● **Goal of the exercise**:
What is the number of lines in these entries that contain "copy"? State it alone.

● **Provided records**:
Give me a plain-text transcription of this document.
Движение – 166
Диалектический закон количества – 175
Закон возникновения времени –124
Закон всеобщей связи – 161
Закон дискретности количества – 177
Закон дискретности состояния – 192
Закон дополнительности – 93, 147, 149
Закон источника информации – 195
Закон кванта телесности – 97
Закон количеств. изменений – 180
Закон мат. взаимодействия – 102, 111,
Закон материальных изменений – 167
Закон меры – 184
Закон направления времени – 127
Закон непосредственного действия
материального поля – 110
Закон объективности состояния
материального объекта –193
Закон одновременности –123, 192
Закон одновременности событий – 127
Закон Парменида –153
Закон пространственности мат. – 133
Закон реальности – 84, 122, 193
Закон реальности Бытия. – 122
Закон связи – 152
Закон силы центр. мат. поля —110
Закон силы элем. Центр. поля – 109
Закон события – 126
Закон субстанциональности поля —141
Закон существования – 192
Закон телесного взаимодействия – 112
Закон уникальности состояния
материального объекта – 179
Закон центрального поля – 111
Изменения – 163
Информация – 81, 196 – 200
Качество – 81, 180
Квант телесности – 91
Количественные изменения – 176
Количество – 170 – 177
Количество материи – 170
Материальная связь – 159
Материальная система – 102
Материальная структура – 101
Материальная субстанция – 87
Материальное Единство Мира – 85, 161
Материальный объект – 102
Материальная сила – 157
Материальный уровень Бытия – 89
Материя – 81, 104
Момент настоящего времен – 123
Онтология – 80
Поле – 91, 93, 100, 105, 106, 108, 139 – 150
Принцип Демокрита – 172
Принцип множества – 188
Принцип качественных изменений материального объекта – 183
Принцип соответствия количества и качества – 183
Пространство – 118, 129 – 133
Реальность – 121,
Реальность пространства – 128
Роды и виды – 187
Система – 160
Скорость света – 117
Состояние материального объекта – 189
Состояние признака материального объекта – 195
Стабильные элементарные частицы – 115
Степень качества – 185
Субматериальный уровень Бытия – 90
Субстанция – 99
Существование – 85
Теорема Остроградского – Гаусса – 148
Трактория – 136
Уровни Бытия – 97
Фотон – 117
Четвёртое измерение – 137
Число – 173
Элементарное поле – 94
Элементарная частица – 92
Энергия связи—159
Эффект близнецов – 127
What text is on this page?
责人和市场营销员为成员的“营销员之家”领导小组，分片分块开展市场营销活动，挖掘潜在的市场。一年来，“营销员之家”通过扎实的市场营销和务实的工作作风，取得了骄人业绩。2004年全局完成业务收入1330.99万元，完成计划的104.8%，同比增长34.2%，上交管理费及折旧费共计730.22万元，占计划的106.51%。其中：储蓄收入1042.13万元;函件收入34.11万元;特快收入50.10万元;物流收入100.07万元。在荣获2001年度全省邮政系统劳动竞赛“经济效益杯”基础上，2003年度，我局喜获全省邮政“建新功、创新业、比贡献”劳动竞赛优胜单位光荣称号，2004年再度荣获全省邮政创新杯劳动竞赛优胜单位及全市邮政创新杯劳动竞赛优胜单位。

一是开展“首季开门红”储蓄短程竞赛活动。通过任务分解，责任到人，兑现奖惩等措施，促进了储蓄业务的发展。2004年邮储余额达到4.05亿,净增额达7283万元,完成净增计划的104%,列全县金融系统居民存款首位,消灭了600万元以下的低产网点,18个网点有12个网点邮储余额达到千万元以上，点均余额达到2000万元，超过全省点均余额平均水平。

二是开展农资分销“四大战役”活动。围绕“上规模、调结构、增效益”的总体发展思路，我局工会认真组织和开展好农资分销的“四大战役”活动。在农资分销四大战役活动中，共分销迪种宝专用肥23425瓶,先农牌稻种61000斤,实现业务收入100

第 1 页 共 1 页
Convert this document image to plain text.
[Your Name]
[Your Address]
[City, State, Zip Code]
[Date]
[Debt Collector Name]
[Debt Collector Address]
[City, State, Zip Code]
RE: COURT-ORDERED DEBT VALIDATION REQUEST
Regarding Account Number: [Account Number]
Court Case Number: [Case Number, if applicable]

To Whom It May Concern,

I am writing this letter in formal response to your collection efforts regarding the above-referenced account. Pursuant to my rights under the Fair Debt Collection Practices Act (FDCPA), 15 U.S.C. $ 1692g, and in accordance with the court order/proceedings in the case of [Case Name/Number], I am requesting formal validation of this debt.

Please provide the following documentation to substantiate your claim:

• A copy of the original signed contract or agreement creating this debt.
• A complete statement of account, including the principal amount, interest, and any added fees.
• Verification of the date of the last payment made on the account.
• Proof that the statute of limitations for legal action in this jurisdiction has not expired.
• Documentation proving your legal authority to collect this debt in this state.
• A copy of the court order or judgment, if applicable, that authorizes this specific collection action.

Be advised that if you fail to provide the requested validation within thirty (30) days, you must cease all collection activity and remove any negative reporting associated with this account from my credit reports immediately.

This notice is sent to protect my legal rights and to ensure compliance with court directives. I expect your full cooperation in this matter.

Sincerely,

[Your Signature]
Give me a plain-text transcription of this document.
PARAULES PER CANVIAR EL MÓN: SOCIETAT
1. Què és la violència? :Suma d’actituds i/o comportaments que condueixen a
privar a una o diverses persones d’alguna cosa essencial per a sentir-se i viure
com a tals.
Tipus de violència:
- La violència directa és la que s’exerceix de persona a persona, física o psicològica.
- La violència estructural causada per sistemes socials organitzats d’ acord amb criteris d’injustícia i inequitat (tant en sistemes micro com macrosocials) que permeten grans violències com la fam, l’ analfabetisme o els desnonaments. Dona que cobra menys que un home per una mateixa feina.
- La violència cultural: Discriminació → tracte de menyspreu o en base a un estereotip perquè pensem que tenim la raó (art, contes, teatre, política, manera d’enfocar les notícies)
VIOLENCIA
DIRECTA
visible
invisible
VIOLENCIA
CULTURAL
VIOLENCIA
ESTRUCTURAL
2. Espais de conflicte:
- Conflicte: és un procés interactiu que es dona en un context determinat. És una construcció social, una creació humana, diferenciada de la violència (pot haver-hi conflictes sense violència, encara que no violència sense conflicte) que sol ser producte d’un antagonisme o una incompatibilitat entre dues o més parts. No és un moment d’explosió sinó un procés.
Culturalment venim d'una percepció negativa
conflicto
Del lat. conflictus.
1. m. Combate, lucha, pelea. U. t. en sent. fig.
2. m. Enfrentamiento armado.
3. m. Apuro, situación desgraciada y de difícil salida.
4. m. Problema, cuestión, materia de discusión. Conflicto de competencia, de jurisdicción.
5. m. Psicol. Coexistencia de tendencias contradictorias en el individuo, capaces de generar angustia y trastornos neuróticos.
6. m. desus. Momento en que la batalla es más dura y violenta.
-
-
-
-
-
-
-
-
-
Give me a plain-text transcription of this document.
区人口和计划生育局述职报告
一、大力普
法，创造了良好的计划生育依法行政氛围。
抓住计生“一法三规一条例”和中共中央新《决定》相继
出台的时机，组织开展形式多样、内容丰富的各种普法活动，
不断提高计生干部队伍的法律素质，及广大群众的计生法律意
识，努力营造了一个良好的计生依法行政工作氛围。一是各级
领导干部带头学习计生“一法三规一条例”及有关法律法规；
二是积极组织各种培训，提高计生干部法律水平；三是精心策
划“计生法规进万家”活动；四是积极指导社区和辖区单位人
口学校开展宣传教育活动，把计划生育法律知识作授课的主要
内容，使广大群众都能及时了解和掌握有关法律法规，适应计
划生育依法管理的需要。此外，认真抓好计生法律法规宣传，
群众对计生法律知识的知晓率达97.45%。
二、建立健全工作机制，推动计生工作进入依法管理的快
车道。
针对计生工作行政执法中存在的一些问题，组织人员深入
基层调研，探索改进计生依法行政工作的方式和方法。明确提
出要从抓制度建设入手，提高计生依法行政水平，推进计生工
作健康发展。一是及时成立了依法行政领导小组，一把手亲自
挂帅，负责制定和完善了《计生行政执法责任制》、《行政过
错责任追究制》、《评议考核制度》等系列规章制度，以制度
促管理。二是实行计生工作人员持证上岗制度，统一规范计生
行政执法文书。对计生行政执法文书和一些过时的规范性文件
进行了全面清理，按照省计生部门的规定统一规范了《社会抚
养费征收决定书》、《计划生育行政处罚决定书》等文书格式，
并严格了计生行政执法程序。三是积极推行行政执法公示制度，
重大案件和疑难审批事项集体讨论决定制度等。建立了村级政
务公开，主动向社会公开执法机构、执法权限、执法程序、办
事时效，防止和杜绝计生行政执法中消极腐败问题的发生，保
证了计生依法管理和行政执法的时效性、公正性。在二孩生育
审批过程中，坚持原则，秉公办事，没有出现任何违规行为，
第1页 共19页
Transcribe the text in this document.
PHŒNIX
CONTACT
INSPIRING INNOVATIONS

● **Answer in full**:
2